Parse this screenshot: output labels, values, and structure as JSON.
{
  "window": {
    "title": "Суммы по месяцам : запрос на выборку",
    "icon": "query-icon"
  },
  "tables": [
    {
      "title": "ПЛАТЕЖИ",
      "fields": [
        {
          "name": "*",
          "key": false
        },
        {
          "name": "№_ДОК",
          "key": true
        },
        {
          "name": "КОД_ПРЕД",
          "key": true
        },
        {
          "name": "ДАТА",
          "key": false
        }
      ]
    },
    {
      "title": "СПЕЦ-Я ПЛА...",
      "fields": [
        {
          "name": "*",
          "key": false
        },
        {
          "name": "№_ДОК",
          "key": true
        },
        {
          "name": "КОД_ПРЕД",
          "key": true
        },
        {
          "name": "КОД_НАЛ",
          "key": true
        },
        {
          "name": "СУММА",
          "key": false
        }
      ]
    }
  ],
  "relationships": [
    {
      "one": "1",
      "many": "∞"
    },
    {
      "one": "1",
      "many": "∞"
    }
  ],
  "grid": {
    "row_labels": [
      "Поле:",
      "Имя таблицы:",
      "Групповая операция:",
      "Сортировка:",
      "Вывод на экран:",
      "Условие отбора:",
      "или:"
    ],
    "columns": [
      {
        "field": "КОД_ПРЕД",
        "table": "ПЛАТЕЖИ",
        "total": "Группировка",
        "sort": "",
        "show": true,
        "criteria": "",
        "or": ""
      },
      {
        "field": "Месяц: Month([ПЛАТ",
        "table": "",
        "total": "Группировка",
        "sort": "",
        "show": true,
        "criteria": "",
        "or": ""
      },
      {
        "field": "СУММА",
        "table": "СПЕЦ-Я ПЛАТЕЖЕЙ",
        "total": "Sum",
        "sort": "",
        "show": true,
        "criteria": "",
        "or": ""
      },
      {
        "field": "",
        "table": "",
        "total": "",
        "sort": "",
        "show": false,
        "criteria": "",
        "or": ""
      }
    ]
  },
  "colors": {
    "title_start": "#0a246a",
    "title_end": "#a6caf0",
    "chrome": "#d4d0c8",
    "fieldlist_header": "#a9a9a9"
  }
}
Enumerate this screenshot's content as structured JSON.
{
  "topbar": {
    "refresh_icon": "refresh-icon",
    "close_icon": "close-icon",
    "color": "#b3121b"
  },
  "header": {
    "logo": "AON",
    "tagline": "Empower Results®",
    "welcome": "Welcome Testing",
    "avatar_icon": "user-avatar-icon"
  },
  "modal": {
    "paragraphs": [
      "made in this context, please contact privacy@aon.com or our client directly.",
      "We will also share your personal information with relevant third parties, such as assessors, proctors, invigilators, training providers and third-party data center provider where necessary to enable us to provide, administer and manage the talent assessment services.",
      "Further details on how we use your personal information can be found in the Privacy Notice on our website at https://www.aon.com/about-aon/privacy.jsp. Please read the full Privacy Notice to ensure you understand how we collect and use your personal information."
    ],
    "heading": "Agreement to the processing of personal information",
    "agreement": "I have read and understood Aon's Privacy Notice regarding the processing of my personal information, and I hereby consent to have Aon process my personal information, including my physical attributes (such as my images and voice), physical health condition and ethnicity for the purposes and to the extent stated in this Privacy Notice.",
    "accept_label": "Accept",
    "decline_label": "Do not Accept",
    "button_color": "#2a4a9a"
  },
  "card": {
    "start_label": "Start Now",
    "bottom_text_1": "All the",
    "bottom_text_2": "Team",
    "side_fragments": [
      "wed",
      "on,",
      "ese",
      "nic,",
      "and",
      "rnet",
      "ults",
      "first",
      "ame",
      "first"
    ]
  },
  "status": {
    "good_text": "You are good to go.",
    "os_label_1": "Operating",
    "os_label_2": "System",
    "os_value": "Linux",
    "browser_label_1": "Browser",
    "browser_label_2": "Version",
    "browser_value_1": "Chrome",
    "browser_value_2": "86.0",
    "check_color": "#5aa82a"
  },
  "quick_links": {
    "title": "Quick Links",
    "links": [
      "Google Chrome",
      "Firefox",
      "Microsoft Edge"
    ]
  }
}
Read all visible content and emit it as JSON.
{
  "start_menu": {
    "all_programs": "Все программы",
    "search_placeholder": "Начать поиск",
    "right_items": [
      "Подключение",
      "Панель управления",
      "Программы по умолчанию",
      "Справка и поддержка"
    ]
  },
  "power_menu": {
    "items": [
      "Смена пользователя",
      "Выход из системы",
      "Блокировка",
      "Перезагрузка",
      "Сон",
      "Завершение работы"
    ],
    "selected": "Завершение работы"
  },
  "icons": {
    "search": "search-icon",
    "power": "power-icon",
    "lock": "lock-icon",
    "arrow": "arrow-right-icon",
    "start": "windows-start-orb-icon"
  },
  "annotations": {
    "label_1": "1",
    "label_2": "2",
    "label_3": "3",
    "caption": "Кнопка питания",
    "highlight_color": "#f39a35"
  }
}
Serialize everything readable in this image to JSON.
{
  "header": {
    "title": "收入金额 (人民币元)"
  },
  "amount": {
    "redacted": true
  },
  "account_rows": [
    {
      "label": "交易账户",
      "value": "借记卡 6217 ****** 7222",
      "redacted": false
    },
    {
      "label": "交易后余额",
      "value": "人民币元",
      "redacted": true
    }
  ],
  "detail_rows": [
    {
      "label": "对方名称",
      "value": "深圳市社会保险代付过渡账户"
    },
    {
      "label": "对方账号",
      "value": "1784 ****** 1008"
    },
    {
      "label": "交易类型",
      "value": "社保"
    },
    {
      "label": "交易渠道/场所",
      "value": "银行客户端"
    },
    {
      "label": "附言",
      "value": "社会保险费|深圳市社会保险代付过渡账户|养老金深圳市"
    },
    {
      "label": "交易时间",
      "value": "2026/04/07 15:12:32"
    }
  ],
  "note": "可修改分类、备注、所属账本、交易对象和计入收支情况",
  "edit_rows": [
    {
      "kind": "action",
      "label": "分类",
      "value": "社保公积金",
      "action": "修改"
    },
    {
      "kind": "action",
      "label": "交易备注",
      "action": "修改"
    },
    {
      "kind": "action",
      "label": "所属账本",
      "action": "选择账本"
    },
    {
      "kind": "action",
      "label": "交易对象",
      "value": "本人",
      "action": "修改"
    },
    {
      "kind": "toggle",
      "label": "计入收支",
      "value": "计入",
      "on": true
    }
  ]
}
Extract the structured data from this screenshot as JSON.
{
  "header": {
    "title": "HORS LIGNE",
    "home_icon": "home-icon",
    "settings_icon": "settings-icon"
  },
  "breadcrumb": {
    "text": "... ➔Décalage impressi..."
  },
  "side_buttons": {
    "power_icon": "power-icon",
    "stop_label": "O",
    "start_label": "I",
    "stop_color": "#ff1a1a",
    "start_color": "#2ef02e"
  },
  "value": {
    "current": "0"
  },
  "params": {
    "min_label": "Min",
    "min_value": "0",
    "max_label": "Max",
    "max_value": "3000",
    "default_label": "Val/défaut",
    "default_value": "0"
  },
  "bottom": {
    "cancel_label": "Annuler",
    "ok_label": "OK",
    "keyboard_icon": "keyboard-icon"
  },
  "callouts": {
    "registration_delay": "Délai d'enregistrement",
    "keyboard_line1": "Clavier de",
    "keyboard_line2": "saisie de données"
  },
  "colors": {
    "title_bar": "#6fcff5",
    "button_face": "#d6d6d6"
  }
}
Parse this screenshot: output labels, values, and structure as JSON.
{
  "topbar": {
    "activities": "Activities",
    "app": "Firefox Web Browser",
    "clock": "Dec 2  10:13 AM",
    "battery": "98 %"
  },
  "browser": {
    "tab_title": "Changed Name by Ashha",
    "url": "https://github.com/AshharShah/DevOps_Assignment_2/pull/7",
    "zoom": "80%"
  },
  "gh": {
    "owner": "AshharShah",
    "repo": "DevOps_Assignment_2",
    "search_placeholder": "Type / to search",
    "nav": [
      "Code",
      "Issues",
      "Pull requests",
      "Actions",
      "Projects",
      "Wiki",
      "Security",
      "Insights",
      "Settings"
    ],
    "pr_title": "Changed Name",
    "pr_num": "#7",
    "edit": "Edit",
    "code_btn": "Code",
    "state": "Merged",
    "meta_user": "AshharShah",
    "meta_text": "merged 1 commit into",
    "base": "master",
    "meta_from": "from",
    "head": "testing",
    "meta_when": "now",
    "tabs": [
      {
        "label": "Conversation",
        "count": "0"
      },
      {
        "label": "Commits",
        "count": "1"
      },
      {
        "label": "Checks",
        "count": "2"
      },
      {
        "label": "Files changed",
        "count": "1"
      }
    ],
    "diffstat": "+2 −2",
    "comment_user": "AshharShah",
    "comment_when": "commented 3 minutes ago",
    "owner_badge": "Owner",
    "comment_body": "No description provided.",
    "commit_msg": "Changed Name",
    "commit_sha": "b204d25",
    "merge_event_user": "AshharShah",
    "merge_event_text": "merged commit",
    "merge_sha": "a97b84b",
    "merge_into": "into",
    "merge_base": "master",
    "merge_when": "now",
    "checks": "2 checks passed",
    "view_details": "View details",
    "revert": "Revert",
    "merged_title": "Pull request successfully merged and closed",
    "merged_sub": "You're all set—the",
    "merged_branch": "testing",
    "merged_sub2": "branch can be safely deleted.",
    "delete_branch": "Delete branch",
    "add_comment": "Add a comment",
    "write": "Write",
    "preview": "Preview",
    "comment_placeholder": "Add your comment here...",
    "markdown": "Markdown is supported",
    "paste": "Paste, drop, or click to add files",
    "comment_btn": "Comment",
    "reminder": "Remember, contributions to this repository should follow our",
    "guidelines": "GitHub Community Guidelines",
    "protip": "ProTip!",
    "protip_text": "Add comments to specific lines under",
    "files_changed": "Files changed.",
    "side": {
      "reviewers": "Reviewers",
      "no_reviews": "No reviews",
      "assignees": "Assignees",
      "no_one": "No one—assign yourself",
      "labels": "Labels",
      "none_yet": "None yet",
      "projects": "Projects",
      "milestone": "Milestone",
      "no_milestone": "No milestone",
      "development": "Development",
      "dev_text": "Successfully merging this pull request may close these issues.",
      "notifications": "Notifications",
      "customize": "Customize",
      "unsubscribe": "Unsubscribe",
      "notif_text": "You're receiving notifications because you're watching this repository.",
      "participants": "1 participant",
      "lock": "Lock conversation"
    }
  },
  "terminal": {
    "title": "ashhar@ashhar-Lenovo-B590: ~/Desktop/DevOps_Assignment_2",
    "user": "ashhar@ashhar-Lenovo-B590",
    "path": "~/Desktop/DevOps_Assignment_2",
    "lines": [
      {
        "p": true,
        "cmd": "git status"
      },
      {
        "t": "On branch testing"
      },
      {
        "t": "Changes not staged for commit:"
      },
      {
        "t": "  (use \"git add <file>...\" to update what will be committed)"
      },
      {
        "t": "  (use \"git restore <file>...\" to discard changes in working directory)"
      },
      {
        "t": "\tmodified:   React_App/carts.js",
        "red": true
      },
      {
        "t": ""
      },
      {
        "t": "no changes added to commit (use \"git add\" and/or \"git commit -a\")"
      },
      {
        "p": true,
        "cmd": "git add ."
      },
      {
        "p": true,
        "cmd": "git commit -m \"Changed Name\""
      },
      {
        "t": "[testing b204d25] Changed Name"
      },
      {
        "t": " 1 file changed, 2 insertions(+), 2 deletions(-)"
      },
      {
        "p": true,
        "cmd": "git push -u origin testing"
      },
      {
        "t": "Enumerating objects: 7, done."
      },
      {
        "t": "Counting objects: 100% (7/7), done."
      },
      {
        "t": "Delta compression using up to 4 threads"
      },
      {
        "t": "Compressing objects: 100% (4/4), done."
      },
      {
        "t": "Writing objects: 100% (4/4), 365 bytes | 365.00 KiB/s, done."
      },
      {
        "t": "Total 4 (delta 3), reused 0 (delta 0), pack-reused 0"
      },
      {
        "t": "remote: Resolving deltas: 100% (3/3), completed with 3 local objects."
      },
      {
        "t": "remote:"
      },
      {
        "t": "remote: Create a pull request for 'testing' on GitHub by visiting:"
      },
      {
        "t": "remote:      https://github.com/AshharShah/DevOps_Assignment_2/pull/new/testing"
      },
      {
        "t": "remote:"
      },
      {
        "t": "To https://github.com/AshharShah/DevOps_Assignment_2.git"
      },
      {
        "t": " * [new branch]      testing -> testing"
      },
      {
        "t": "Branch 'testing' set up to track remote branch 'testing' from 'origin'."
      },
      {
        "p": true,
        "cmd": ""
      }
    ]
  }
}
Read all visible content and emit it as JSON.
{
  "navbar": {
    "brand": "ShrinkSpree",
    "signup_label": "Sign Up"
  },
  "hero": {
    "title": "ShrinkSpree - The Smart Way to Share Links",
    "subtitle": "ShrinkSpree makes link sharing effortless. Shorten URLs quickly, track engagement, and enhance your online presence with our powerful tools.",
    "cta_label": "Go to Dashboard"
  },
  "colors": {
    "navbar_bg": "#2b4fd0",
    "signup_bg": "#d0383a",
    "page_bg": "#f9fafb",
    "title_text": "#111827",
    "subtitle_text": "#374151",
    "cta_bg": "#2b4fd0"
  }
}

==============================

▸ **TASK PROMPT**
Within the entries above, work out how many lines contain the word "origin". The number alone is the answer.

▸ **WRITTEN RESPONSE**
2